#### WRITTEN REQUEST:
Copy each line of the material below that includes the string "CHEST".

#### DATA PROVIDED:
____
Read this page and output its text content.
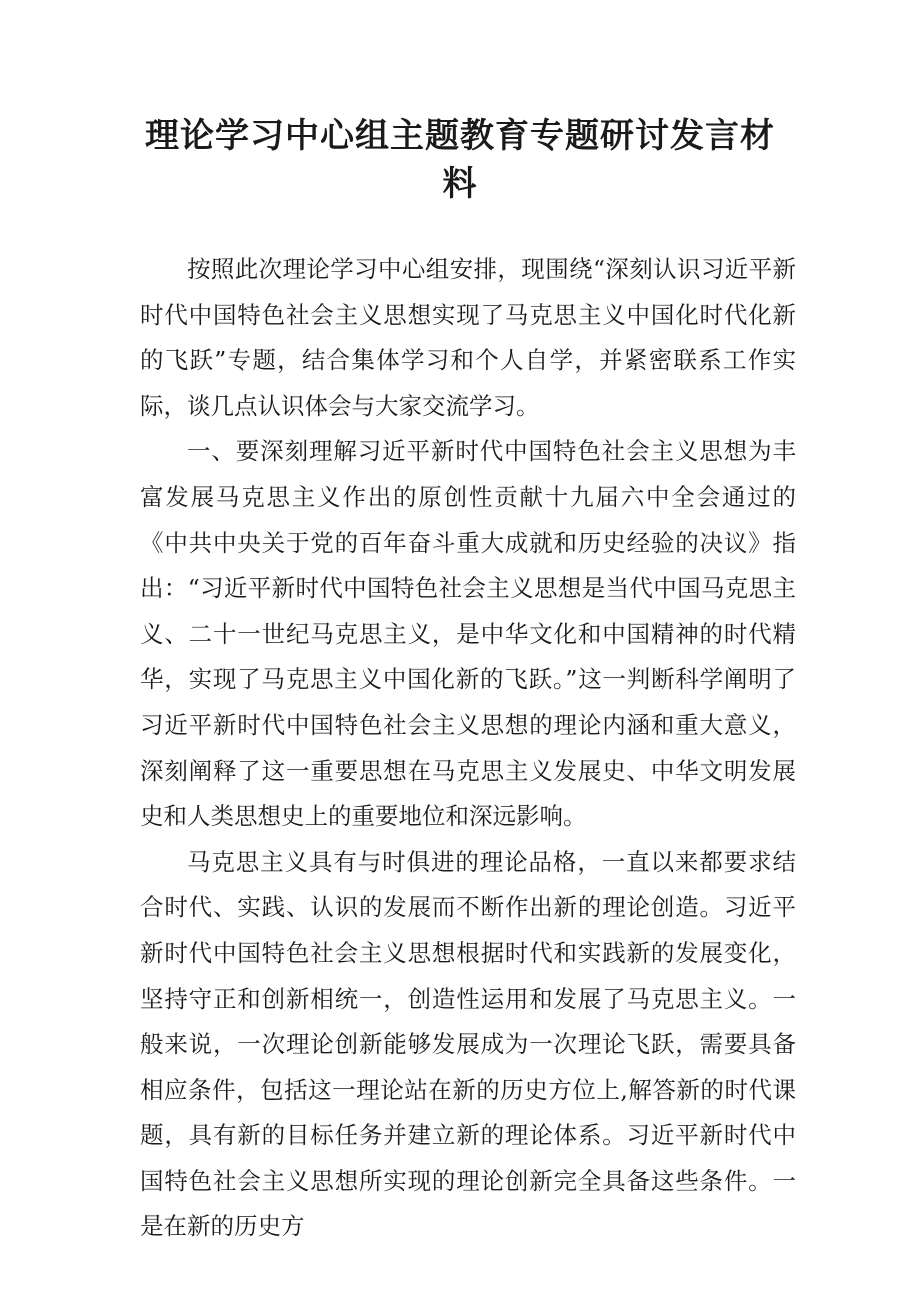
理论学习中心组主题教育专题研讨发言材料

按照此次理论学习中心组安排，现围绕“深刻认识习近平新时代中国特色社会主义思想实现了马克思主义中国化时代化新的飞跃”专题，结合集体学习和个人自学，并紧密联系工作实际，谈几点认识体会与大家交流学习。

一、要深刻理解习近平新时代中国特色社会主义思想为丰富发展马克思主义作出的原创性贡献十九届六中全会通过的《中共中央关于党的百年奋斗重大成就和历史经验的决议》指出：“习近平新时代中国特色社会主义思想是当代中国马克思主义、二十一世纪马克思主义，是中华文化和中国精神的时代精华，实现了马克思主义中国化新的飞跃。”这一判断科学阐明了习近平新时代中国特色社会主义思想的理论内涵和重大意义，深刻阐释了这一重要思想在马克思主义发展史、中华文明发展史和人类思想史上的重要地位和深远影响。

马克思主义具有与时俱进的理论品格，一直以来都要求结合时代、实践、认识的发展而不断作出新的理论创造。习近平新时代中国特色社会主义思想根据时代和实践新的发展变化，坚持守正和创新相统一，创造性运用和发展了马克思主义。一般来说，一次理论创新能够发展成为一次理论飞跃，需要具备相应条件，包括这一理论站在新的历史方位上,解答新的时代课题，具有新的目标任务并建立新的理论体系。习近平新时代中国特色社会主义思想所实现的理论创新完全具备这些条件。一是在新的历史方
____
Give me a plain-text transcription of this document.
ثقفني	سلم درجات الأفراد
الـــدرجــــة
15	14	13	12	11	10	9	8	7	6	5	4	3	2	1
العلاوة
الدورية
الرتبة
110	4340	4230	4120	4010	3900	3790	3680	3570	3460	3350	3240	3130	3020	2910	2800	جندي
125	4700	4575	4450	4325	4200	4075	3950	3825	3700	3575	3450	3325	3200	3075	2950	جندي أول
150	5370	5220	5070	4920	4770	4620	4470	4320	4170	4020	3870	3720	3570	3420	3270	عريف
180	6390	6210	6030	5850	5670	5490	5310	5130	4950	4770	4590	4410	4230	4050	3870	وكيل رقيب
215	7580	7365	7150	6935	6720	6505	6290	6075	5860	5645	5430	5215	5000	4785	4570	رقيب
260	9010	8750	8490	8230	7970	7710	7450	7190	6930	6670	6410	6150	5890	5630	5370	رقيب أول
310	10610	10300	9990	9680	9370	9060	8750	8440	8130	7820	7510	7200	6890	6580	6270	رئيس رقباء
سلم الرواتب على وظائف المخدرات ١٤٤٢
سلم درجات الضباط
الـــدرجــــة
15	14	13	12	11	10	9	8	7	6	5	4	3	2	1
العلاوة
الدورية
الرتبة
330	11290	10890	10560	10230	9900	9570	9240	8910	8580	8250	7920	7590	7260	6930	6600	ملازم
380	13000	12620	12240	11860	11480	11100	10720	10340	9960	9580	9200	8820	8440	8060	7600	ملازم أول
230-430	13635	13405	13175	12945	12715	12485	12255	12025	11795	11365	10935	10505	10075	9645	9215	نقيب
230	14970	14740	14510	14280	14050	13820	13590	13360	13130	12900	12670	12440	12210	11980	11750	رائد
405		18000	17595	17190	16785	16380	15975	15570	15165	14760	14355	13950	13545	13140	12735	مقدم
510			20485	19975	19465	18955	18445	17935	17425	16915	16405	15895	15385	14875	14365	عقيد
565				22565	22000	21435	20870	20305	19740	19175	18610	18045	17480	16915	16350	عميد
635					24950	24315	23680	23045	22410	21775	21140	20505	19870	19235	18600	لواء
____
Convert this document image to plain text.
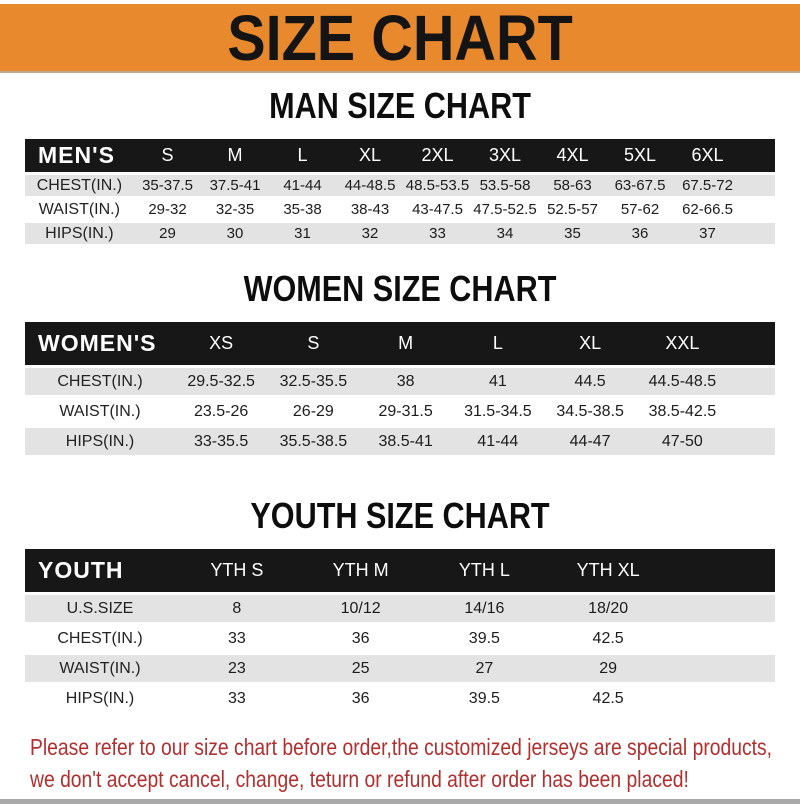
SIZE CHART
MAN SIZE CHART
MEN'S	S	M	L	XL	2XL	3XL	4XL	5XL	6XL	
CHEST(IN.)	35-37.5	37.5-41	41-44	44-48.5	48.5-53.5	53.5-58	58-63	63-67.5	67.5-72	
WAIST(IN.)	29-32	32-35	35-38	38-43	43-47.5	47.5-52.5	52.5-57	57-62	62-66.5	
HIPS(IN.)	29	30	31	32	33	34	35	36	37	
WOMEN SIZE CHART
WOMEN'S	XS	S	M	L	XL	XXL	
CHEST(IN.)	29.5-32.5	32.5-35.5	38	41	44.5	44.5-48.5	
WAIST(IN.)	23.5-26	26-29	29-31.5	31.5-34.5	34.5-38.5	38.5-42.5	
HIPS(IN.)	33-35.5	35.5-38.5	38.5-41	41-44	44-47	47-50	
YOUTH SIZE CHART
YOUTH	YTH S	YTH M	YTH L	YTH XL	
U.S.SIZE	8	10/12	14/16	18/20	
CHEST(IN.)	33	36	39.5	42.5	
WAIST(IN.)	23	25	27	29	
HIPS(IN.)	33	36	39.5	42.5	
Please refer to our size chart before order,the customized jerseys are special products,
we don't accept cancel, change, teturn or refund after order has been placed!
____
#### EXERCISE SOLUTION:
CHEST(IN.)	35-37.5	37.5-41	41-44	44-48.5	48.5-53.5	53.5-58	58-63	63-67.5	67.5-72	
CHEST(IN.)	29.5-32.5	32.5-35.5	38	41	44.5	44.5-48.5	
CHEST(IN.)	33	36	39.5	42.5	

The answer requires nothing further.